Task instructions: Go through the entries below and collect each line with the string "cumilative" in it.

Dataset content:
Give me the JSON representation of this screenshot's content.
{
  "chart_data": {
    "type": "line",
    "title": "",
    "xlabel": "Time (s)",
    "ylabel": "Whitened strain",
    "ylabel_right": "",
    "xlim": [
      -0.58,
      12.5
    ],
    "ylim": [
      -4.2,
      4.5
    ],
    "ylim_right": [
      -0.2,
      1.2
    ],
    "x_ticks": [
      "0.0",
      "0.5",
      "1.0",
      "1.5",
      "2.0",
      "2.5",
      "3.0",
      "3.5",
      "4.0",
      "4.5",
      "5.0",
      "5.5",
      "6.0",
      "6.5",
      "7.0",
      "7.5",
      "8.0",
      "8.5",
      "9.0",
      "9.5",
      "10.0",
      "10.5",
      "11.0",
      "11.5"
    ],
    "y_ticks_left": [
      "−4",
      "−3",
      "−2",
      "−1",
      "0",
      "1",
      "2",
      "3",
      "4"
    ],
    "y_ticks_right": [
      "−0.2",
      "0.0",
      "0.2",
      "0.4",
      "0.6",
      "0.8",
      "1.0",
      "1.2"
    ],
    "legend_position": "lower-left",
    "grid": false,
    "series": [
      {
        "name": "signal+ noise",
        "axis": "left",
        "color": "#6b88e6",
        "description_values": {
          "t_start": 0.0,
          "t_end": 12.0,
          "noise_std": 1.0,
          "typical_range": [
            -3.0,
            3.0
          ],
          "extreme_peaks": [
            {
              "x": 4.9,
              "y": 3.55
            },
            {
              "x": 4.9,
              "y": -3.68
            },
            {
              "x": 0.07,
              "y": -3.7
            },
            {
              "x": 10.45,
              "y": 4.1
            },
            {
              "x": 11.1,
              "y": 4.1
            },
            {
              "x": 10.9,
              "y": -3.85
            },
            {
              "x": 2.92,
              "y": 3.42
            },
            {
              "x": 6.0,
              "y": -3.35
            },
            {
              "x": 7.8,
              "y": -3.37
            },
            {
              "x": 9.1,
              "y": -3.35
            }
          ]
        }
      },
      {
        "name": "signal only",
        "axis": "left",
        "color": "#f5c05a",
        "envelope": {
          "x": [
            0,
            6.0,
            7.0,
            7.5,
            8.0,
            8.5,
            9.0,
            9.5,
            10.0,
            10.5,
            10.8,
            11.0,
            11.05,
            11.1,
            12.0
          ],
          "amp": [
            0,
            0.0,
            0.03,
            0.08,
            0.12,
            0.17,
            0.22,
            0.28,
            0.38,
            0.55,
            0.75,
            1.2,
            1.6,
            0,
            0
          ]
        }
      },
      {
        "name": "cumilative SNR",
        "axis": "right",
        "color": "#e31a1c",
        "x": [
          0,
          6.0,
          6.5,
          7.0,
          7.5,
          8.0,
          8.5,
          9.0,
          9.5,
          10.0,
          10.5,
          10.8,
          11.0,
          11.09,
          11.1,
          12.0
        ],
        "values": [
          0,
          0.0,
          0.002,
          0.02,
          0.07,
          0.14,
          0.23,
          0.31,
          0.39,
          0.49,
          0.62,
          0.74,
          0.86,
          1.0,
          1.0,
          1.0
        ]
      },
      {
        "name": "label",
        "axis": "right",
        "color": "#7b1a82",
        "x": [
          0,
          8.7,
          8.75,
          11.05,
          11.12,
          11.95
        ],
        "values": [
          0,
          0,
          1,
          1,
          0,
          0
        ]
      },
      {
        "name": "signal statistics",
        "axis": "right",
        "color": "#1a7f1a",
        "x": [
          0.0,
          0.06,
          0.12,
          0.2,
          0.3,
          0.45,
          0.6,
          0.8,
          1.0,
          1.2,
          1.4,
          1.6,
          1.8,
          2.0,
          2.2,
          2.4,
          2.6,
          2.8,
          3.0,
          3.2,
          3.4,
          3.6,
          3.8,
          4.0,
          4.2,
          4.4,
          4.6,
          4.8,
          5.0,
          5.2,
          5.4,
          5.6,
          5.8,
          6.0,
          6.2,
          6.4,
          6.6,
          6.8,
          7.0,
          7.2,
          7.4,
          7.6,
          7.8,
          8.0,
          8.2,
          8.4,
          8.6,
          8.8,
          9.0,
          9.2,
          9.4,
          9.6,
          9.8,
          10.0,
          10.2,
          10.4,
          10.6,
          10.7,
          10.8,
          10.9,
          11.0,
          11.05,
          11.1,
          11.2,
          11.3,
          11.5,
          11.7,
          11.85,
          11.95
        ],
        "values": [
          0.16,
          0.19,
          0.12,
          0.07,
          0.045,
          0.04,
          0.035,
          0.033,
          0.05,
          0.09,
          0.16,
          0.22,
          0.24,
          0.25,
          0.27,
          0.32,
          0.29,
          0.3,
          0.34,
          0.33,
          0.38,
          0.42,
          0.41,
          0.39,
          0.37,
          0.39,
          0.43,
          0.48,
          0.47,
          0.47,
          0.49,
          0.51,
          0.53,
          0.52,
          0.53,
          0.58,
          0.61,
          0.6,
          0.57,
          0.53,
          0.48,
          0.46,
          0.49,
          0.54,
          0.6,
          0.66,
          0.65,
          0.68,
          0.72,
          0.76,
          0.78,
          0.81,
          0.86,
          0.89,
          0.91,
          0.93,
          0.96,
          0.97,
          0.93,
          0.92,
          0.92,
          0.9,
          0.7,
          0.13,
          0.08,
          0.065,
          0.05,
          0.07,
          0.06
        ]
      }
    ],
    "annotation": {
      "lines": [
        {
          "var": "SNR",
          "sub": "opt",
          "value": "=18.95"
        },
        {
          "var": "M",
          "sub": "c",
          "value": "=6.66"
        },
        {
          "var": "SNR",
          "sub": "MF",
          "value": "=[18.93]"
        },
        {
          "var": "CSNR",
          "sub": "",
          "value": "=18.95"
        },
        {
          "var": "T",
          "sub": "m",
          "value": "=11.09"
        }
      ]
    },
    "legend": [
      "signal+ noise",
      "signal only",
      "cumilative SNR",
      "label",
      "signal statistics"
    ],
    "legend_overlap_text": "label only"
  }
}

Task answer:
        "name": "cumilative SNR",
      "cumilative SNR",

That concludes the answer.